**GIVEN TASK**
Reproduce each of the following rows verbatim, line for line.

(Source records)
○ ○ ○
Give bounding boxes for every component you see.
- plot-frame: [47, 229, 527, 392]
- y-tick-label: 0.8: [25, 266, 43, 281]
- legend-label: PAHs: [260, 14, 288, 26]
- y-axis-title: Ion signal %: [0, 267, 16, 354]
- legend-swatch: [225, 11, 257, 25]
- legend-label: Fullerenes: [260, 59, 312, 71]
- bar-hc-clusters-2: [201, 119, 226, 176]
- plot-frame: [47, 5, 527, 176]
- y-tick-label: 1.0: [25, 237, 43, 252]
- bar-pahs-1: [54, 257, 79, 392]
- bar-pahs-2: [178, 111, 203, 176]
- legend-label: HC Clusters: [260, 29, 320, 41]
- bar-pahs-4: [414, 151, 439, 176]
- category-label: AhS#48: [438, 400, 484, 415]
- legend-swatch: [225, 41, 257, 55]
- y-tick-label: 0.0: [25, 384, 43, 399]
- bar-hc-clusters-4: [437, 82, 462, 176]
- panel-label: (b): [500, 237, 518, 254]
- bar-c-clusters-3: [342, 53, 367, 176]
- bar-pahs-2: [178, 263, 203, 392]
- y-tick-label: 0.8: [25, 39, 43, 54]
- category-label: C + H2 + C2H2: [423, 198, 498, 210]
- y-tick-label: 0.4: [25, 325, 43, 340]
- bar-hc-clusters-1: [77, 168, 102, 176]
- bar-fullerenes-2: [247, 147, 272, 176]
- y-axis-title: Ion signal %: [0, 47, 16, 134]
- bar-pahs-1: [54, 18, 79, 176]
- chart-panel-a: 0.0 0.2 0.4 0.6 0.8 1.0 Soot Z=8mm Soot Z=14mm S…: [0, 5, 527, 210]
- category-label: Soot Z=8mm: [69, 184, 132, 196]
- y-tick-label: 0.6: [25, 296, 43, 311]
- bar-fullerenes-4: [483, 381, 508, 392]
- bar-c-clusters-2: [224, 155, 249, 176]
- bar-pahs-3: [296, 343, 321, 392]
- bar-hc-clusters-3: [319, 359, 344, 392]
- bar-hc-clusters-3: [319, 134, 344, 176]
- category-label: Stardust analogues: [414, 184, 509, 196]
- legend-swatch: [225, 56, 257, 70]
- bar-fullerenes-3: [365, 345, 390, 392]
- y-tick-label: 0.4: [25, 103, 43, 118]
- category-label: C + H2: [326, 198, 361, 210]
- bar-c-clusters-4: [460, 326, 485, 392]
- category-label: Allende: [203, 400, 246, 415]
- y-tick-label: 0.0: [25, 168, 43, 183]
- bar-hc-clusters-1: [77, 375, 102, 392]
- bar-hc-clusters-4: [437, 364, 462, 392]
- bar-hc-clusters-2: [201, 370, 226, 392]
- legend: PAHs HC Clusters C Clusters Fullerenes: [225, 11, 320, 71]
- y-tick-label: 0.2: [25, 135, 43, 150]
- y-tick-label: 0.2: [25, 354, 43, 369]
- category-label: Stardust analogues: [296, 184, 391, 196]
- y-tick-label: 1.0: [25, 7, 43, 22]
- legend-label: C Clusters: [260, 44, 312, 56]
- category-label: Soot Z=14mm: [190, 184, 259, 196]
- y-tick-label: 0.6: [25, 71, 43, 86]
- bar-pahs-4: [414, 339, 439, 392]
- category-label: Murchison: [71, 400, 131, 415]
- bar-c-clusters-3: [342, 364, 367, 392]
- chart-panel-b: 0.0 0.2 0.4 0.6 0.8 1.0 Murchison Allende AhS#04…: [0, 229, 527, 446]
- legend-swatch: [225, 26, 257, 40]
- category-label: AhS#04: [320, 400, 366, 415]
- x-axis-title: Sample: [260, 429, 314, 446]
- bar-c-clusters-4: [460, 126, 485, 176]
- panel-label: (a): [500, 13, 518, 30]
○ ○ ○
**SOLUTION FOR THIS PROBLEM**
Give bounding boxes for every component you see.
- plot-frame: [47, 229, 527, 392]
- y-tick-label: 0.8: [25, 266, 43, 281]
- legend-label: PAHs: [260, 14, 288, 26]
- y-axis-title: Ion signal %: [0, 267, 16, 354]
- legend-swatch: [225, 11, 257, 25]
- legend-label: Fullerenes: [260, 59, 312, 71]
- bar-hc-clusters-2: [201, 119, 226, 176]
- plot-frame: [47, 5, 527, 176]
- y-tick-label: 1.0: [25, 237, 43, 252]
- bar-pahs-1: [54, 257, 79, 392]
- bar-pahs-2: [178, 111, 203, 176]
- legend-label: HC Clusters: [260, 29, 320, 41]
- bar-pahs-4: [414, 151, 439, 176]
- category-label: AhS#48: [438, 400, 484, 415]
- legend-swatch: [225, 41, 257, 55]
- y-tick-label: 0.0: [25, 384, 43, 399]
- bar-hc-clusters-4: [437, 82, 462, 176]
- panel-label: (b): [500, 237, 518, 254]
- bar-c-clusters-3: [342, 53, 367, 176]
- bar-pahs-2: [178, 263, 203, 392]
- y-tick-label: 0.8: [25, 39, 43, 54]
- category-label: C + H2 + C2H2: [423, 198, 498, 210]
- y-tick-label: 0.4: [25, 325, 43, 340]
- bar-hc-clusters-1: [77, 168, 102, 176]
- bar-fullerenes-2: [247, 147, 272, 176]
- y-axis-title: Ion signal %: [0, 47, 16, 134]
- bar-pahs-1: [54, 18, 79, 176]
- chart-panel-a: 0.0 0.2 0.4 0.6 0.8 1.0 Soot Z=8mm Soot Z=14mm S…: [0, 5, 527, 210]
- category-label: Soot Z=8mm: [69, 184, 132, 196]
- y-tick-label: 0.6: [25, 296, 43, 311]
- bar-fullerenes-4: [483, 381, 508, 392]
- bar-c-clusters-2: [224, 155, 249, 176]
- bar-pahs-3: [296, 343, 321, 392]
- bar-hc-clusters-3: [319, 359, 344, 392]
- bar-hc-clusters-3: [319, 134, 344, 176]
- category-label: Stardust analogues: [414, 184, 509, 196]
- legend-swatch: [225, 56, 257, 70]
- bar-fullerenes-3: [365, 345, 390, 392]
- y-tick-label: 0.4: [25, 103, 43, 118]
- category-label: C + H2: [326, 198, 361, 210]
- bar-c-clusters-4: [460, 326, 485, 392]
- category-label: Allende: [203, 400, 246, 415]
- y-tick-label: 0.0: [25, 168, 43, 183]
- bar-hc-clusters-1: [77, 375, 102, 392]
- bar-hc-clusters-4: [437, 364, 462, 392]
- bar-hc-clusters-2: [201, 370, 226, 392]
- legend: PAHs HC Clusters C Clusters Fullerenes: [225, 11, 320, 71]
- y-tick-label: 0.2: [25, 135, 43, 150]
- y-tick-label: 0.2: [25, 354, 43, 369]
- category-label: Stardust analogues: [296, 184, 391, 196]
- y-tick-label: 1.0: [25, 7, 43, 22]
- legend-label: C Clusters: [260, 44, 312, 56]
- category-label: Soot Z=14mm: [190, 184, 259, 196]
- y-tick-label: 0.6: [25, 71, 43, 86]
- bar-pahs-4: [414, 339, 439, 392]
- category-label: Murchison: [71, 400, 131, 415]
- bar-c-clusters-3: [342, 364, 367, 392]
- chart-panel-b: 0.0 0.2 0.4 0.6 0.8 1.0 Murchison Allende AhS#04…: [0, 229, 527, 446]
- legend-swatch: [225, 26, 257, 40]
- category-label: AhS#04: [320, 400, 366, 415]
- x-axis-title: Sample: [260, 429, 314, 446]
- bar-c-clusters-4: [460, 126, 485, 176]
- panel-label: (a): [500, 13, 518, 30]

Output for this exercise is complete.